Extracted data entries
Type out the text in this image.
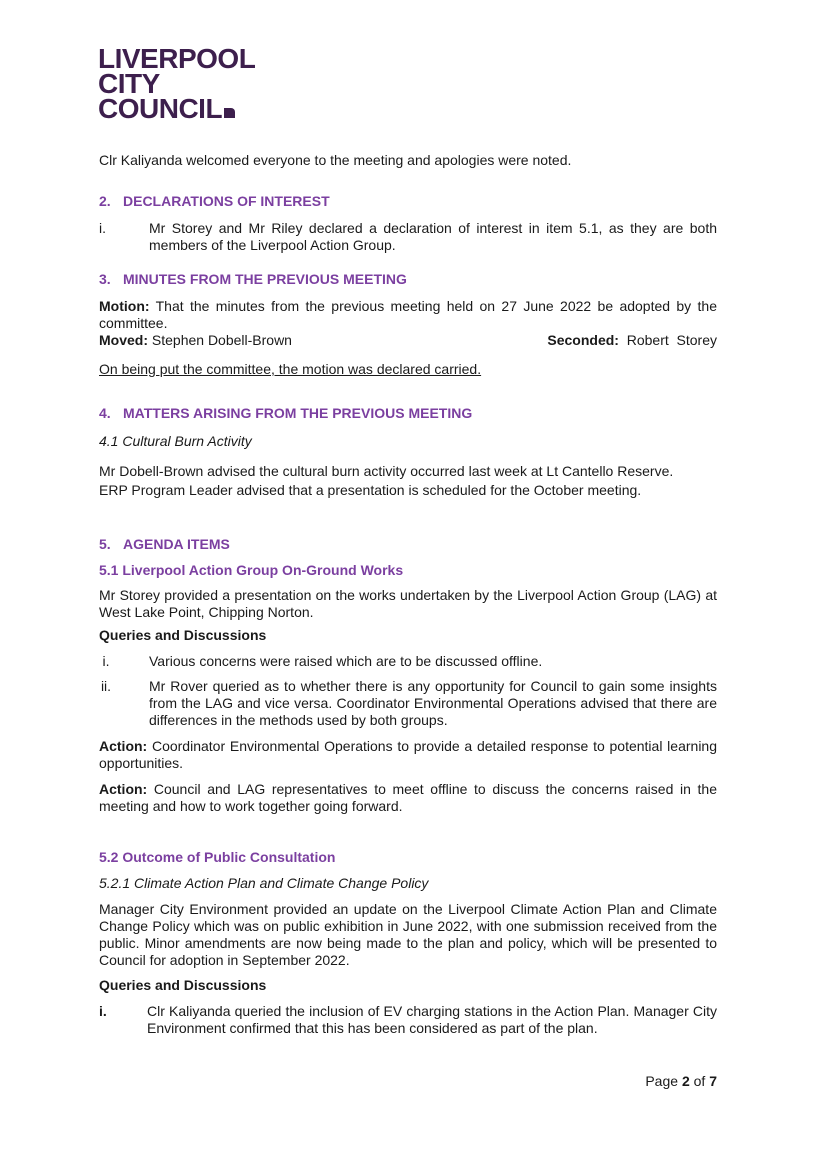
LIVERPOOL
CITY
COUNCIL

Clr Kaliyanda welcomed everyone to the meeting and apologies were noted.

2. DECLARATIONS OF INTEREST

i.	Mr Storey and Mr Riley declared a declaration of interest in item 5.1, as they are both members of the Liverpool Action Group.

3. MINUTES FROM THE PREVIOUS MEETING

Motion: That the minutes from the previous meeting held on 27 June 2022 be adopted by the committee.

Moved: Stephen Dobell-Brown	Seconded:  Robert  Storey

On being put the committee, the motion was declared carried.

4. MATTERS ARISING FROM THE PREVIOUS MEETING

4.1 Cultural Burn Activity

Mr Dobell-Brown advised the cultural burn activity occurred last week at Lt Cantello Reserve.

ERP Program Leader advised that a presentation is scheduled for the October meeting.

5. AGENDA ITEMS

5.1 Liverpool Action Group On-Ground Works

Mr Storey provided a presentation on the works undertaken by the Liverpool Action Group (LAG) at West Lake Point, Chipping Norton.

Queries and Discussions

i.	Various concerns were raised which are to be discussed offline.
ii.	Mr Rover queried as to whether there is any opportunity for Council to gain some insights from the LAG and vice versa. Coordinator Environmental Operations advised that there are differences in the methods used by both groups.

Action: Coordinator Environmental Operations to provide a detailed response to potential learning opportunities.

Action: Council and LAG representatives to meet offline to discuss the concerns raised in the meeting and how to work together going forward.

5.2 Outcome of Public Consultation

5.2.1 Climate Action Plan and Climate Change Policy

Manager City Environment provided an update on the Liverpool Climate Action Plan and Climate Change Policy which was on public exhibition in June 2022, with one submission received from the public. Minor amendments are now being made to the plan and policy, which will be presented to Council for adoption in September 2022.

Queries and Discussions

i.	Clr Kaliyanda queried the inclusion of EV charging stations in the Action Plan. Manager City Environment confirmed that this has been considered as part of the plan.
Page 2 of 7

* * *

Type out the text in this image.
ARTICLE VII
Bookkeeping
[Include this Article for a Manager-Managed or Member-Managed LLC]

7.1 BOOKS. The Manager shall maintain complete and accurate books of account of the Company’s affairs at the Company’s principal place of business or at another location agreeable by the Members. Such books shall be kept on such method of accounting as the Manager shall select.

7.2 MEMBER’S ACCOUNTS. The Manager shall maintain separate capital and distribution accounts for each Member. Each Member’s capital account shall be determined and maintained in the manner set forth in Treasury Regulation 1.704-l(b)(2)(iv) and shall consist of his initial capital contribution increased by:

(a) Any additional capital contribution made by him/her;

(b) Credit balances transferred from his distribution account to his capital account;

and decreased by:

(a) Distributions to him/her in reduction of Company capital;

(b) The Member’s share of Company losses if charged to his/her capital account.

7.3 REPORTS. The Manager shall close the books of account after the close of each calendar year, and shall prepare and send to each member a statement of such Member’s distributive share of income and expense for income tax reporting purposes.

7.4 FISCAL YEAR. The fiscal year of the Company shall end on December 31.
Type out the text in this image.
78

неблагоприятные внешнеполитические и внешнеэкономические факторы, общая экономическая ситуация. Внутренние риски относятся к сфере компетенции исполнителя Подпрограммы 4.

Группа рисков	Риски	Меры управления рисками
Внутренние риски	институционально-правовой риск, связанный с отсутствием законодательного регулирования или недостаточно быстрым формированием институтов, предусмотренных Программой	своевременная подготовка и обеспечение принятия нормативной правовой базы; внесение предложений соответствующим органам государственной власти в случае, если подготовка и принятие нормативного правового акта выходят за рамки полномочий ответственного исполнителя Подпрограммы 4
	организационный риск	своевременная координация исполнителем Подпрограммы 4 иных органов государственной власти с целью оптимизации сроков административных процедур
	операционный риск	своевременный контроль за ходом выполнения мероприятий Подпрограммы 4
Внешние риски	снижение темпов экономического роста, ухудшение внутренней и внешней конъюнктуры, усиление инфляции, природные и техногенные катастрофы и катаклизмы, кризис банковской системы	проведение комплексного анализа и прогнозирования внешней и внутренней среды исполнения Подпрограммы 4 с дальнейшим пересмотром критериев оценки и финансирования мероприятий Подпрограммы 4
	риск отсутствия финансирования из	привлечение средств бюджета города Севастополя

==

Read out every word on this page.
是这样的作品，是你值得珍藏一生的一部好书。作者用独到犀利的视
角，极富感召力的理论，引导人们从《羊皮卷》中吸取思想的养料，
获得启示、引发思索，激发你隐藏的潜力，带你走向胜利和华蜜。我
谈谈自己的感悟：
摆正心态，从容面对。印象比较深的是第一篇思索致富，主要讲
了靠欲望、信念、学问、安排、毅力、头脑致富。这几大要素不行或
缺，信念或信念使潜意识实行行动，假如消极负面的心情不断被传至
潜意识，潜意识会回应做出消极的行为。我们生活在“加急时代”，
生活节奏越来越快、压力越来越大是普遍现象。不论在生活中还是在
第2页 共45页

**WHAT NEEDS TO BE DONE**:
Report how many lines of the listing hold the string "account", giving only the number.

**EXERCISE ANSWER**:
5